[Collection entries]
▶

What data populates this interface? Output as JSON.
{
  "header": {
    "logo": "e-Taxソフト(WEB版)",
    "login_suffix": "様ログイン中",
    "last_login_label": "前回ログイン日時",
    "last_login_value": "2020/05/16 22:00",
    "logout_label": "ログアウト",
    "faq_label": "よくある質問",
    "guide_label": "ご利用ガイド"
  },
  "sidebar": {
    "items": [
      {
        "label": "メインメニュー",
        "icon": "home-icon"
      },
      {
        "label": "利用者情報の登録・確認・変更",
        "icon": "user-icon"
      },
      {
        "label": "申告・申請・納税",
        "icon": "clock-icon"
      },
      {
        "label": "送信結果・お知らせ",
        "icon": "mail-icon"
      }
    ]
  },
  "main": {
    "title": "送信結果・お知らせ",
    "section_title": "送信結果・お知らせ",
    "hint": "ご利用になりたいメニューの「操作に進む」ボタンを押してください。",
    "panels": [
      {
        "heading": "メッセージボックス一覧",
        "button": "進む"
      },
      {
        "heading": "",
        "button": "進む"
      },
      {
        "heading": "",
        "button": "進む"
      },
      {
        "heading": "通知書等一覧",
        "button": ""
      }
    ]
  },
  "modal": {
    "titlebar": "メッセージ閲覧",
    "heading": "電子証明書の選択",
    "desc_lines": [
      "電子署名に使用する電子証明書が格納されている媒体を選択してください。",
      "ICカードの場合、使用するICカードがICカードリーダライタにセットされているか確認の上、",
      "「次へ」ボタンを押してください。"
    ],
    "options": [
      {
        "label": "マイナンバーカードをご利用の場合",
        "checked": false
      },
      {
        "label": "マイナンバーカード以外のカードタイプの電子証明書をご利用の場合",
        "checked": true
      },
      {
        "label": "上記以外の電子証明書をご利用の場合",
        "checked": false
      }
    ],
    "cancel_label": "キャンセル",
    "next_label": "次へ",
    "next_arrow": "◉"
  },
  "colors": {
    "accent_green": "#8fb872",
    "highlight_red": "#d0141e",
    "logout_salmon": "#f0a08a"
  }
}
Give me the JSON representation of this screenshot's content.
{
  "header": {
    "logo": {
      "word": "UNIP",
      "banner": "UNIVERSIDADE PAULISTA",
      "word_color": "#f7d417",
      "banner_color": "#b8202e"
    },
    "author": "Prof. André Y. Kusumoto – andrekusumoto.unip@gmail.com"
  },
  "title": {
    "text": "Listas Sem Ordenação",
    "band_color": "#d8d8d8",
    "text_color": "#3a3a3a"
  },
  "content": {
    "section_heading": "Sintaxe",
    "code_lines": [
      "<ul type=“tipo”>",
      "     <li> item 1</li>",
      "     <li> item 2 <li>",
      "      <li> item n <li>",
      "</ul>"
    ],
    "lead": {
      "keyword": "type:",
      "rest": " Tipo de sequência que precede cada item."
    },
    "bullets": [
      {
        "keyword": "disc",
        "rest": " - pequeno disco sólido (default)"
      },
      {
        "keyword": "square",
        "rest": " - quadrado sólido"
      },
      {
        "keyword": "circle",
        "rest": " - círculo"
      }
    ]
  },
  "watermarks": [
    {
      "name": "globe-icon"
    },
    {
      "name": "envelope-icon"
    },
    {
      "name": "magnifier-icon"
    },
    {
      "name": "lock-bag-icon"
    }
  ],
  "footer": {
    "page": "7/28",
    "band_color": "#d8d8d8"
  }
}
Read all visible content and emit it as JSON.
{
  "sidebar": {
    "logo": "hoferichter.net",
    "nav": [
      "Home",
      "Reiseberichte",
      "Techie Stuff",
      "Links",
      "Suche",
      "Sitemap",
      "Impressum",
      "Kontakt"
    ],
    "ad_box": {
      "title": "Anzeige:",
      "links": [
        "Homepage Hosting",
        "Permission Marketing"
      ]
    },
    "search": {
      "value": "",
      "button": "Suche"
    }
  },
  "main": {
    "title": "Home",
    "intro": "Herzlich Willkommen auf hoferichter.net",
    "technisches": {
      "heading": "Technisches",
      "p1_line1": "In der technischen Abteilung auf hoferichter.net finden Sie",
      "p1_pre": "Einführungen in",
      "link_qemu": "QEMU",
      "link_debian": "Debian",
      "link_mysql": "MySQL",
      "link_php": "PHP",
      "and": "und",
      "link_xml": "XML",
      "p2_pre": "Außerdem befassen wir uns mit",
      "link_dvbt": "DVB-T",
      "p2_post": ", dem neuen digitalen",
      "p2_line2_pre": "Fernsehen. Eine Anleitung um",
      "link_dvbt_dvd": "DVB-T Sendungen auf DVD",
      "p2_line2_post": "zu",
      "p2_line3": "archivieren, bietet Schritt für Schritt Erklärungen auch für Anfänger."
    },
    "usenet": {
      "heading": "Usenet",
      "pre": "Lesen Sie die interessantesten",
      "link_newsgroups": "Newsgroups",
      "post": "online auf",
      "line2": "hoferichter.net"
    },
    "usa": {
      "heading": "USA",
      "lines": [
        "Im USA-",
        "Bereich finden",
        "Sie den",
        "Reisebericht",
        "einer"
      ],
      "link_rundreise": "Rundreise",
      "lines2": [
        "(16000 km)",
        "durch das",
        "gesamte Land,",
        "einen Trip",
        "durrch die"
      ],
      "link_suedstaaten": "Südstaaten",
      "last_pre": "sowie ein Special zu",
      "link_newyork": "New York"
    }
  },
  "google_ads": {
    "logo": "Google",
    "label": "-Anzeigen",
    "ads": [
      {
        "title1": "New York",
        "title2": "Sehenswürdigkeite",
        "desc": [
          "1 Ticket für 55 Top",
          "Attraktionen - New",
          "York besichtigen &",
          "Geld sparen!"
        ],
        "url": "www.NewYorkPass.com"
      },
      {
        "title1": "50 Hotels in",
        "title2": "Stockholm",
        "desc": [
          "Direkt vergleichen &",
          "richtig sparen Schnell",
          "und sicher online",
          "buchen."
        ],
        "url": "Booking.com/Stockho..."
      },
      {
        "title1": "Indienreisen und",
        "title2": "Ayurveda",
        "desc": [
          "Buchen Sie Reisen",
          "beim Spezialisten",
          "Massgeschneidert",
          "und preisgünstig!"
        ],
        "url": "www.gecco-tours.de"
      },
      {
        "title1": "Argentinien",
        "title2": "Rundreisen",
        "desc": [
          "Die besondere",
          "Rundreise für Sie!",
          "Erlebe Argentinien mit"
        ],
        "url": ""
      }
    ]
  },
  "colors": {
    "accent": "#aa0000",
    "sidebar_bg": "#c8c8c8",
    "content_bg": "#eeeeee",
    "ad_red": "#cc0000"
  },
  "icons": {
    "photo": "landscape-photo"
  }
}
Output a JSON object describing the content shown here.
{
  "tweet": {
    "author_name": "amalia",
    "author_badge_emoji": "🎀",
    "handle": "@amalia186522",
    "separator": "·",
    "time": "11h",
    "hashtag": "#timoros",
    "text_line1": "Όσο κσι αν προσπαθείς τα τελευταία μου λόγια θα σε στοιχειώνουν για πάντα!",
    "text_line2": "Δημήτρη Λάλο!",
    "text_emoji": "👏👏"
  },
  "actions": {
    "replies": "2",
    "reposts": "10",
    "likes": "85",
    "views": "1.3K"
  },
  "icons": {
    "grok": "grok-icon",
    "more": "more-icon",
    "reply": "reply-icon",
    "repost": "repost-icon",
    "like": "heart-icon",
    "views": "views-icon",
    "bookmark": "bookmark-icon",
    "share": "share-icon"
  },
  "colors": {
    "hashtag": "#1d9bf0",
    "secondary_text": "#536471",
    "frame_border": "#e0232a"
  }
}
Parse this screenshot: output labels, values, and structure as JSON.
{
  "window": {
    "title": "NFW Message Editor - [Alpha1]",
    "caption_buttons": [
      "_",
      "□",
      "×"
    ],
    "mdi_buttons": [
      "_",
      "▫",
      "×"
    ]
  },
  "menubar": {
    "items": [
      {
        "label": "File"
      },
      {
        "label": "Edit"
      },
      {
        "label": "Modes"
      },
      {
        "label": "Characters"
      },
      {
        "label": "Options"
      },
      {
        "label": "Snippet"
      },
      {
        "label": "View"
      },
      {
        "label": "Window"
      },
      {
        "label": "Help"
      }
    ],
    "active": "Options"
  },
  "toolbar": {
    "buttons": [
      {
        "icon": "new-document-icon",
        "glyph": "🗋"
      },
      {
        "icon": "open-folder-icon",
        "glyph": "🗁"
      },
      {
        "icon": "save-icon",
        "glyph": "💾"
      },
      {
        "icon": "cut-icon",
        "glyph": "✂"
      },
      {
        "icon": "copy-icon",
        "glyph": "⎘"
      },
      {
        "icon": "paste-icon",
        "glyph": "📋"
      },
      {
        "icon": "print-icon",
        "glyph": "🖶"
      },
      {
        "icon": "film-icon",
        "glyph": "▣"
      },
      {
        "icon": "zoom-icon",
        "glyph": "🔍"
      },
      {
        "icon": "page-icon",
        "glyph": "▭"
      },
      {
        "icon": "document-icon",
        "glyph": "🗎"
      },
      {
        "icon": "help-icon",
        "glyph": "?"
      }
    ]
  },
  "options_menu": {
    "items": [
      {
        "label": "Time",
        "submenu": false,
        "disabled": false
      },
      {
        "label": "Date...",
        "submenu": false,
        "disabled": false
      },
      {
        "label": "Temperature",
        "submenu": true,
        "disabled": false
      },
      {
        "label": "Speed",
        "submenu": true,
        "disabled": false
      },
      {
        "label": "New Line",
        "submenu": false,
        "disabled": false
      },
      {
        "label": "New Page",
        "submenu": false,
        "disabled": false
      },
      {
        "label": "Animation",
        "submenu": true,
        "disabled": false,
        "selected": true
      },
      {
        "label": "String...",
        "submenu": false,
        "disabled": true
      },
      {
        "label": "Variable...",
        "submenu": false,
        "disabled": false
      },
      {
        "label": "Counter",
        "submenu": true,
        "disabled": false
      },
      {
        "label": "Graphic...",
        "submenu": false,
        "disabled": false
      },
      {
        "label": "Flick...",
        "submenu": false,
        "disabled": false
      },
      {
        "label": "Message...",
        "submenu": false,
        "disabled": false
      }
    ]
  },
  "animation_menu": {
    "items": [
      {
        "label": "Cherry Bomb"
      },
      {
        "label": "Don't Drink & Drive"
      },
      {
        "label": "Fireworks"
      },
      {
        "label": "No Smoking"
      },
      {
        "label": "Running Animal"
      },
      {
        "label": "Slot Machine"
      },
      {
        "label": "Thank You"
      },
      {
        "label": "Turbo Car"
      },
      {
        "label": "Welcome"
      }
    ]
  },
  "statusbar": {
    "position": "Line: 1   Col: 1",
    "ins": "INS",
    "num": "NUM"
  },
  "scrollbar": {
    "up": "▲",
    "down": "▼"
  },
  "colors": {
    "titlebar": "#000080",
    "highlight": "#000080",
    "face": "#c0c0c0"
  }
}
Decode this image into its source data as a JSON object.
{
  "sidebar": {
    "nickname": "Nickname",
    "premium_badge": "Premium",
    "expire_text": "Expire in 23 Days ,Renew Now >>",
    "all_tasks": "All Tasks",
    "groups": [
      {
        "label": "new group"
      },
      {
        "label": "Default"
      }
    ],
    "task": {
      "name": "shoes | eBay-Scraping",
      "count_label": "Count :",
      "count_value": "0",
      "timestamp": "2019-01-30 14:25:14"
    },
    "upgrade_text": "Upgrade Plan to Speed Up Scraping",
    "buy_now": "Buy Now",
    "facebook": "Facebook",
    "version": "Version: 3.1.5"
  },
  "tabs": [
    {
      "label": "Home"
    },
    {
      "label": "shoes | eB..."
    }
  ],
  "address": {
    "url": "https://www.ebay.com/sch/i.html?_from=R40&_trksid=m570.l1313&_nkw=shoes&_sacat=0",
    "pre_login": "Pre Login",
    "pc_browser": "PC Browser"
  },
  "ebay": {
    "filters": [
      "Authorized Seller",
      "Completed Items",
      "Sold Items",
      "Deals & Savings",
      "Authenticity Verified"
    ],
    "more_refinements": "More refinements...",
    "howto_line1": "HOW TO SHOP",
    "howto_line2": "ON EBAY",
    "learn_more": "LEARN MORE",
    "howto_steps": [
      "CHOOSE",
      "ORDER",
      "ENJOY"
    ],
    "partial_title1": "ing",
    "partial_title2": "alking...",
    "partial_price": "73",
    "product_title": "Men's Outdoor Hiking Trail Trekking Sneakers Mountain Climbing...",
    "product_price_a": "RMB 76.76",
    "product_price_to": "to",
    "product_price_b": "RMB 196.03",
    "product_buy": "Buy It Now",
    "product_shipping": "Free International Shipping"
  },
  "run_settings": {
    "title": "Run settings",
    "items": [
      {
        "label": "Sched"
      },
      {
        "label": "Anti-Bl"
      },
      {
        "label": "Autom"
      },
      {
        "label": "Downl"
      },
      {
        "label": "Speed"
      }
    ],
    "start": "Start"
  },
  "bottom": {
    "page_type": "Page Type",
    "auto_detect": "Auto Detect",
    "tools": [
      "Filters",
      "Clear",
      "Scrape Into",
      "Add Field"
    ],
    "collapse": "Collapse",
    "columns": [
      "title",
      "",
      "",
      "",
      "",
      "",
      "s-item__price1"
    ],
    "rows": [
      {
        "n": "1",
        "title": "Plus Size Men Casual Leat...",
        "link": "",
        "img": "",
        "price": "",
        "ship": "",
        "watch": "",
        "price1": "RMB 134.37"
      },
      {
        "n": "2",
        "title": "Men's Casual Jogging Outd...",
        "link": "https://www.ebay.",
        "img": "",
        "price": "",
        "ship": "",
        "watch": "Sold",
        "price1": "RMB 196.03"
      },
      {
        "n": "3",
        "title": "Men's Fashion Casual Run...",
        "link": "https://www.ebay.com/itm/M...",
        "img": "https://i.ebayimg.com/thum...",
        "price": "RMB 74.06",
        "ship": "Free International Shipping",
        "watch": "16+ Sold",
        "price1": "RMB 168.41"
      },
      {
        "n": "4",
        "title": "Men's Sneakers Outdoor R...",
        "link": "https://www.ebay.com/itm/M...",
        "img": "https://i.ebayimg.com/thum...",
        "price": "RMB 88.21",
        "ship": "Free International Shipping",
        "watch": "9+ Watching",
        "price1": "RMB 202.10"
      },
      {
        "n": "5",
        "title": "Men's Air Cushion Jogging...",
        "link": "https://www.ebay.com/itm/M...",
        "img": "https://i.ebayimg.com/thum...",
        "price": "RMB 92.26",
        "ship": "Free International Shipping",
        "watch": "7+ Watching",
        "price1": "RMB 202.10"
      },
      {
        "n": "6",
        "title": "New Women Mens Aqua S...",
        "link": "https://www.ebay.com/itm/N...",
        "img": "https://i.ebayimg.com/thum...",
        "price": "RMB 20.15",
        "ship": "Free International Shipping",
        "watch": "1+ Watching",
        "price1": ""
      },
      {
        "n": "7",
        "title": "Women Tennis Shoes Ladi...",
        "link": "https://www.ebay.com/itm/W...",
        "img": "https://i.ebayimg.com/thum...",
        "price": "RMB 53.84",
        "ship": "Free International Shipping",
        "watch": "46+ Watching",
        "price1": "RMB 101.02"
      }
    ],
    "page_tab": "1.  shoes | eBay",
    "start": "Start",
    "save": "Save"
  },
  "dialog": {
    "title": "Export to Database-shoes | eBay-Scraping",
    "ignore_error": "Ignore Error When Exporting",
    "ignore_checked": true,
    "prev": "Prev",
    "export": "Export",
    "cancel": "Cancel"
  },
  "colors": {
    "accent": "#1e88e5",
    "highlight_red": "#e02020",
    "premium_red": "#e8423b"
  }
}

◀

● WRITTEN EXERCISE
Where a line of the data holds "hoferichter", show that line.

● EXERCISE SOLUTION
    "logo": "hoferichter.net",
    "intro": "Herzlich Willkommen auf hoferichter.net",
      "p1_line1": "In der technischen Abteilung auf hoferichter.net finden Sie",
      "line2": "hoferichter.net"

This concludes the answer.